Alain Afflelou: "Le digital, je n'en vois pas forcément l'intérêt"
35 ans après la création de son magasin bordelais, Alain Afflelou continue d'étendre son enseigne de 727 boutiques. Et entend bien mettre au profit d'Alain Afflelou Acousticien les méthodes qui ont fait son succès dans l'optique.
- Le groupe Afflelou, c'est 727 boutiques, pour 376 franchisés... Et à Afflelou Optique s'ajoutent les 50 points de vente Afflelou Sun et les 200 Afflelou Acousticien. Sur ce segment des aides auditives, vous appliquez les recettes qui ont fait le succès de l'optique: Tchin Tchin et Win-Win. Pensez-vous y provoquer le même raz-de-marée?
Comme les lunettes il y a 35 ans, les aides auditives sont vécues comme un drame. Quand on en a besoin, on se considère comme sourd, souffrant d'un handicap. Mon approche est donc la même qu'alors: dédramatiser cette situation, en montrant que j'en porte et que je m'en moque.
====
> Consigne A
Recopiez à l'identique les lignes du listing, depuis la toute première jusqu'à celle qui contient "breadcrumb-users[interactable]: Users (27)", cette dernière comprise.
L'entretien et le listing sont deux documents sans lien entre eux.
====
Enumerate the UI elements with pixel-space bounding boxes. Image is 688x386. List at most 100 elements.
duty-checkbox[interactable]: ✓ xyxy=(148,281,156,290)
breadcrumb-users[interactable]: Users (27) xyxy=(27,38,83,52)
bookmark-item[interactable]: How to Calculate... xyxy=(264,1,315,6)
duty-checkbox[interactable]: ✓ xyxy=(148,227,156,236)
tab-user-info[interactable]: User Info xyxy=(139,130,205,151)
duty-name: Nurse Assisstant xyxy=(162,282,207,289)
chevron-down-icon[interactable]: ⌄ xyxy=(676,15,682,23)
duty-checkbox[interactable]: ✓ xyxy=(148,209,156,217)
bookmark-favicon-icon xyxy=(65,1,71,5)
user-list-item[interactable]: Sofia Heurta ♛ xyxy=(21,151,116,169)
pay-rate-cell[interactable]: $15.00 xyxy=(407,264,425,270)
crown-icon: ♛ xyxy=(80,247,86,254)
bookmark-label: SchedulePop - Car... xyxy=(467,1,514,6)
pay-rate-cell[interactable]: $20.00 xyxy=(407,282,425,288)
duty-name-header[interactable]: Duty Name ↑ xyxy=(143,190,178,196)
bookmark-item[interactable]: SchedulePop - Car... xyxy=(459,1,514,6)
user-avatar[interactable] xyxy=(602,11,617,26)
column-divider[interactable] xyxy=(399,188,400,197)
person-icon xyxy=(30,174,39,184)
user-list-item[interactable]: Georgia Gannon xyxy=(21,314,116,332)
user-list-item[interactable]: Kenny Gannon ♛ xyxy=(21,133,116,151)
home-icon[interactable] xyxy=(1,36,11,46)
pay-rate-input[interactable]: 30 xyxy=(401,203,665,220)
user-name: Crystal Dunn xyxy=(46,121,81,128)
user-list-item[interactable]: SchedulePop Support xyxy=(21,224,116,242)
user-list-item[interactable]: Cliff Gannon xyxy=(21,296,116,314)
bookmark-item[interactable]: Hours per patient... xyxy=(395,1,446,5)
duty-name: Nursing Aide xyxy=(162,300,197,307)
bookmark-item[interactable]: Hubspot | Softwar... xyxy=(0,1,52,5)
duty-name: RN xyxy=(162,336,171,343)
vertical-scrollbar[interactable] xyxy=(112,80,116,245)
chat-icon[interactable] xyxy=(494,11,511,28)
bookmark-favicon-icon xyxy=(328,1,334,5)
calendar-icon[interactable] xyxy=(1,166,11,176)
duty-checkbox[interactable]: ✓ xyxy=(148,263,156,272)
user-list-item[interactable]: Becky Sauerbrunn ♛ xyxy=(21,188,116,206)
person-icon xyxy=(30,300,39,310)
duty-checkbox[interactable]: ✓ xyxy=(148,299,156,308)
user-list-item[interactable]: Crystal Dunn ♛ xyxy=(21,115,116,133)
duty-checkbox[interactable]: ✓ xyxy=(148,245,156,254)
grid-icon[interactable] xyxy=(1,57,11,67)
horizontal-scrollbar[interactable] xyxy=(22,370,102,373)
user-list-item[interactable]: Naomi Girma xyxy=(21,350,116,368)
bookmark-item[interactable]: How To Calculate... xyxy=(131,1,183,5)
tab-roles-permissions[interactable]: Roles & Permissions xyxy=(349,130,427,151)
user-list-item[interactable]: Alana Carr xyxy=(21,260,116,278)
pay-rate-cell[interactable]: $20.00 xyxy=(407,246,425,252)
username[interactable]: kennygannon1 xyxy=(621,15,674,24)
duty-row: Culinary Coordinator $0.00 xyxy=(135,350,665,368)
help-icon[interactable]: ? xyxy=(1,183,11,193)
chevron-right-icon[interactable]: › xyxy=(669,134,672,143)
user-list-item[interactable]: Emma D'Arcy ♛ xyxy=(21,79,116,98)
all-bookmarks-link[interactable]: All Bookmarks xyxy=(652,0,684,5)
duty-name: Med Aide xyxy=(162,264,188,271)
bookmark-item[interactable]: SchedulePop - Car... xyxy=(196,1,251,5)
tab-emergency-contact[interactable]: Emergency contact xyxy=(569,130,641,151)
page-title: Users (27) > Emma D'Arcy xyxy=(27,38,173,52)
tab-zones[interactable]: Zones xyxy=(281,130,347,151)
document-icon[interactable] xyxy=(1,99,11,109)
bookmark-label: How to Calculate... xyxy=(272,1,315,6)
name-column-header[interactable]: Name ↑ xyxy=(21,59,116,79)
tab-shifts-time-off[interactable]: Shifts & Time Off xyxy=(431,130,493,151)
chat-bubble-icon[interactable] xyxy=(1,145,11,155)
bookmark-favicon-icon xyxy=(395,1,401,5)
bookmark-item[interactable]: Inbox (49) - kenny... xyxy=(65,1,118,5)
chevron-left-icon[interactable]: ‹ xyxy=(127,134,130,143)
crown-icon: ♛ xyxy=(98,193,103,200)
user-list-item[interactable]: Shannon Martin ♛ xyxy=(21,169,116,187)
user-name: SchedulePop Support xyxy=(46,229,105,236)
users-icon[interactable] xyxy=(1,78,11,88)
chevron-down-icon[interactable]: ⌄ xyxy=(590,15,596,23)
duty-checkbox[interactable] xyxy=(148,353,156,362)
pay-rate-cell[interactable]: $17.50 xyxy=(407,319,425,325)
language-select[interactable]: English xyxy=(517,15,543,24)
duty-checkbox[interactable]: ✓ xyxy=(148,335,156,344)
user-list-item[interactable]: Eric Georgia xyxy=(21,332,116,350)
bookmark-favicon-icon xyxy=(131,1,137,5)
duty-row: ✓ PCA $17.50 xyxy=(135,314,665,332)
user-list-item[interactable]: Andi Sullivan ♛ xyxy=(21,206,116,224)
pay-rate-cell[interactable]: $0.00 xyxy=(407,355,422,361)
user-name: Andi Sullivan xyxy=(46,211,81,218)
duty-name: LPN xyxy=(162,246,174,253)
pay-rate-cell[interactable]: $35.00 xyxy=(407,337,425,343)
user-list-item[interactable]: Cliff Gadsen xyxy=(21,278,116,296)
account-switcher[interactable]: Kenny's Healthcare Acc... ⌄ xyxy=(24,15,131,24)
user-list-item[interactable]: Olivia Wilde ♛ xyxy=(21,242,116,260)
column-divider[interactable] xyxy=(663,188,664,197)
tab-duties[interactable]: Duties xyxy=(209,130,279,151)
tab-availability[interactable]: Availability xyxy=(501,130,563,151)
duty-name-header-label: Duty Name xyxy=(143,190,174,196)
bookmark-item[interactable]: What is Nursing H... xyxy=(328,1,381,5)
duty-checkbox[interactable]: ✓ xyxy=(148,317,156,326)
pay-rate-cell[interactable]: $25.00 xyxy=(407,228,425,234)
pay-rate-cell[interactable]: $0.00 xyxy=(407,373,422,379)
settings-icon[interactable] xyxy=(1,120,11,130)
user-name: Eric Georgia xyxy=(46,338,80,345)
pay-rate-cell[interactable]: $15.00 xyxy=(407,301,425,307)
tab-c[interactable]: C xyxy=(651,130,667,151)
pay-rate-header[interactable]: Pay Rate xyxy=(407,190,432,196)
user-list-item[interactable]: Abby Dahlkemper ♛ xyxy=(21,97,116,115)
====
> Consigne B
Dans l'entretien avec Alain Afflelou, relevez les noms des enseignes du groupe Afflelou.

> Réponse A
Enumerate the UI elements with pixel-space bounding boxes. Image is 688x386. List at most 100 elements.
duty-checkbox[interactable]: ✓ xyxy=(148,281,156,290)
breadcrumb-users[interactable]: Users (27) xyxy=(27,38,83,52)

> Réponse B
Afflelou Optique
Afflelou Sun
Afflelou Acousticien